▶ **Given records**
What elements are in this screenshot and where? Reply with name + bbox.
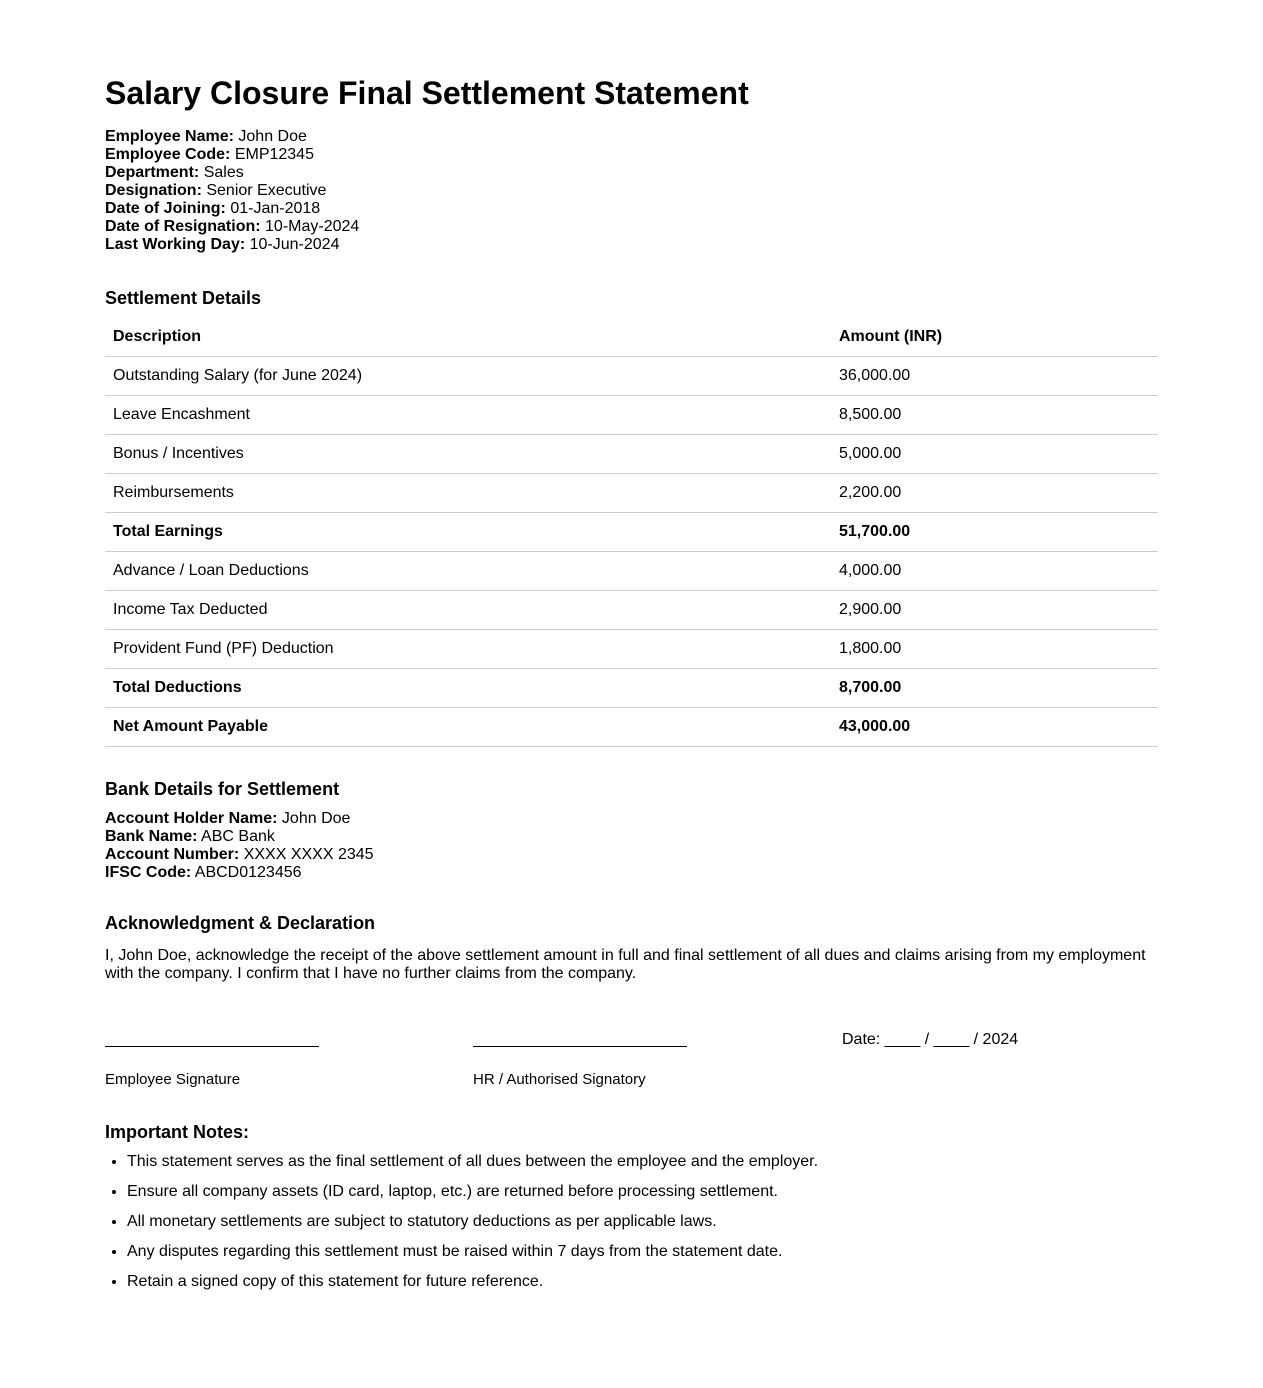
row-amount: 2,200.00 [831,474,1158,513]
field-value: Sales [203,164,244,181]
row-description: Reimbursements [105,474,831,513]
field-value: Senior Executive [206,182,327,199]
table-row [105,474,1158,513]
employee-signature-label: Employee Signature [105,1071,241,1088]
date-of-resignation-row [105,218,1158,236]
total-deductions-row [105,669,1158,708]
list-item: • Ensure all company assets (ID card, laptop, etc.) are returned before processing settlement. [127,1183,1158,1201]
employee-info [105,128,1158,254]
row-amount: 5,000.00 [831,435,1158,474]
table-row [105,591,1158,630]
acknowledgment-heading: Acknowledgment & Declaration [105,913,376,933]
employee-name-row [105,128,1158,146]
notes-heading: Important Notes: [105,1122,249,1142]
table-row [105,552,1158,591]
list-item: • Retain a signed copy of this statement for future reference. [127,1273,1158,1291]
row-description: Total Deductions [105,669,831,708]
field-value: ABC Bank [201,828,275,845]
designation-row [105,182,1158,200]
row-amount: 36,000.00 [831,357,1158,396]
date-of-joining-row [105,200,1158,218]
row-amount: 8,500.00 [831,396,1158,435]
field-label: Department: [105,164,200,181]
hr-signature-label: HR / Authorised Signatory [473,1071,646,1088]
table-header-row [105,318,1158,357]
field-value: XXXX XXXX 2345 [243,846,374,863]
amount-header: Amount (INR) [831,318,1158,357]
bank-details-heading: Bank Details for Settlement [105,779,340,799]
row-description: Total Earnings [105,513,831,552]
table-row [105,396,1158,435]
settlement-heading: Settlement Details [105,288,262,308]
field-label: Employee Code: [105,146,231,163]
field-value: John Doe [281,810,351,827]
row-amount: 43,000.00 [831,708,1158,747]
signature-date: Date: ____ / ____ / 2024 [842,1031,1019,1048]
list-item: • All monetary settlements are subject to statutory deductions as per applicable laws. [127,1213,1158,1231]
row-description: Income Tax Deducted [105,591,831,630]
row-amount: 51,700.00 [831,513,1158,552]
hr-signature-line[interactable] [473,1046,687,1047]
field-label: Last Working Day: [105,236,246,253]
field-label: Employee Name: [105,128,234,145]
field-label: Date of Joining: [105,200,226,217]
department-row [105,164,1158,182]
field-value: John Doe [238,128,307,145]
row-description: Advance / Loan Deductions [105,552,831,591]
field-value: 01-Jan-2018 [230,200,321,217]
field-value: EMP12345 [234,146,314,163]
total-earnings-row [105,513,1158,552]
employee-signature-line[interactable] [105,1046,319,1047]
last-working-day-row [105,236,1158,254]
row-description: Provident Fund (PF) Deduction [105,630,831,669]
table-row [105,630,1158,669]
field-label: Account Holder Name: [105,810,278,827]
field-value: ABCD0123456 [194,864,302,881]
description-header: Description [105,318,831,357]
row-amount: 2,900.00 [831,591,1158,630]
list-item: • This statement serves as the final settlement of all dues between the employee and the employer. [127,1153,1158,1171]
row-amount: 4,000.00 [831,552,1158,591]
field-label: IFSC Code: [105,864,192,881]
field-label: Date of Resignation: [105,218,261,235]
row-amount: 1,800.00 [831,630,1158,669]
ifsc-code-row [105,864,1158,882]
field-value: 10-May-2024 [265,218,360,235]
document-title: Salary Closure Final Settlement Statement [105,75,749,111]
net-amount-row [105,708,1158,747]
signature-area [105,1021,1158,1121]
employee-code-row [105,146,1158,164]
list-item: • Any disputes regarding this settlement must be raised within 7 days from the statement date. [127,1243,1158,1261]
account-holder-row [105,810,1158,828]
field-label: Account Number: [105,846,240,863]
table-row [105,357,1158,396]
row-description: Net Amount Payable [105,708,831,747]
row-description: Leave Encashment [105,396,831,435]
table-row [105,435,1158,474]
row-description: Outstanding Salary (for June 2024) [105,357,831,396]
field-label: Designation: [105,182,202,199]
bank-name-row [105,828,1158,846]
notes-list [105,1153,1158,1291]
account-number-row [105,846,1158,864]
bank-details [105,810,1158,882]
settlement-table [105,318,1158,747]
acknowledgment-text: I, John Doe, acknowledge the receipt of the above settlement amount in full and final settlement of all dues and claims arising from my employment with the company. I confirm that I have no further claims from the company. [105,947,1146,982]
row-description: Bonus / Incentives [105,435,831,474]
field-label: Bank Name: [105,828,198,845]
field-value: 10-Jun-2024 [249,236,340,253]
row-amount: 8,700.00 [831,669,1158,708]
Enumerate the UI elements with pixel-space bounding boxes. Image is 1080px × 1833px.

▶ **What is expected**
Reproduce without alteration everything in the records from the line containing "row-amount: 2,200.00 [831,474,1158,513]" down to the line containing "total-deductions-row [105,669,1158,708]", including both of those lines.

▶ **Exercise result**
row-amount: 2,200.00 [831,474,1158,513]
field-value: Sales [203,164,244,181]
row-description: Reimbursements [105,474,831,513]
field-value: Senior Executive [206,182,327,199]
table-row [105,474,1158,513]
employee-signature-label: Employee Signature [105,1071,241,1088]
date-of-resignation-row [105,218,1158,236]
total-deductions-row [105,669,1158,708]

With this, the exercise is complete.